● **Some records**
◇ ◇ ◇

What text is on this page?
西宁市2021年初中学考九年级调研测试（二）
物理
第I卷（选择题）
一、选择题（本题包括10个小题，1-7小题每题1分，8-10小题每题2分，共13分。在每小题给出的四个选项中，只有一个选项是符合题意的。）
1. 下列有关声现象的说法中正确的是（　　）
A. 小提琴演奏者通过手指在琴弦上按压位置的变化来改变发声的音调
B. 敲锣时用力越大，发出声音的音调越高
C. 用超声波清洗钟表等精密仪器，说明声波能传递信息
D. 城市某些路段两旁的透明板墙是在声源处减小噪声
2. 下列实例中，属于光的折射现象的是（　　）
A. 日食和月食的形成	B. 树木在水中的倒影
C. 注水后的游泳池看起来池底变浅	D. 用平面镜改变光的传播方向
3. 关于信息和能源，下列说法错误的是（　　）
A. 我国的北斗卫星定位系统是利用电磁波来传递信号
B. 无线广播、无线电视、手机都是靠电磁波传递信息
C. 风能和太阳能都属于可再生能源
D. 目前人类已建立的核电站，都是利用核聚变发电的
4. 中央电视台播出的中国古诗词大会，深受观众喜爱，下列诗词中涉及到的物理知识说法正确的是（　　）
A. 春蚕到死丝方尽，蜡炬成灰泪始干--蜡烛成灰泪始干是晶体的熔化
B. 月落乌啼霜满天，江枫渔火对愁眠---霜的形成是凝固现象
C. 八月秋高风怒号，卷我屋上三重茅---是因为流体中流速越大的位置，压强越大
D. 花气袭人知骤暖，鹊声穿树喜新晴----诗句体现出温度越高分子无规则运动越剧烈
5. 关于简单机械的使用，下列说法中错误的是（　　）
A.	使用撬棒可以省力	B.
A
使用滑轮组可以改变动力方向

◇ ◇ ◇

Each line in the material above must be retyped without alteration.

● **Solution**
What text is on this page?
西宁市2021年初中学考九年级调研测试（二）
物理
第I卷（选择题）
一、选择题（本题包括10个小题，1-7小题每题1分，8-10小题每题2分，共13分。在每小题给出的四个选项中，只有一个选项是符合题意的。）
1. 下列有关声现象的说法中正确的是（　　）
A. 小提琴演奏者通过手指在琴弦上按压位置的变化来改变发声的音调
B. 敲锣时用力越大，发出声音的音调越高
C. 用超声波清洗钟表等精密仪器，说明声波能传递信息
D. 城市某些路段两旁的透明板墙是在声源处减小噪声
2. 下列实例中，属于光的折射现象的是（　　）
A. 日食和月食的形成	B. 树木在水中的倒影
C. 注水后的游泳池看起来池底变浅	D. 用平面镜改变光的传播方向
3. 关于信息和能源，下列说法错误的是（　　）
A. 我国的北斗卫星定位系统是利用电磁波来传递信号
B. 无线广播、无线电视、手机都是靠电磁波传递信息
C. 风能和太阳能都属于可再生能源
D. 目前人类已建立的核电站，都是利用核聚变发电的
4. 中央电视台播出的中国古诗词大会，深受观众喜爱，下列诗词中涉及到的物理知识说法正确的是（　　）
A. 春蚕到死丝方尽，蜡炬成灰泪始干--蜡烛成灰泪始干是晶体的熔化
B. 月落乌啼霜满天，江枫渔火对愁眠---霜的形成是凝固现象
C. 八月秋高风怒号，卷我屋上三重茅---是因为流体中流速越大的位置，压强越大
D. 花气袭人知骤暖，鹊声穿树喜新晴----诗句体现出温度越高分子无规则运动越剧烈
5. 关于简单机械的使用，下列说法中错误的是（　　）
A.	使用撬棒可以省力	B.
A
使用滑轮组可以改变动力方向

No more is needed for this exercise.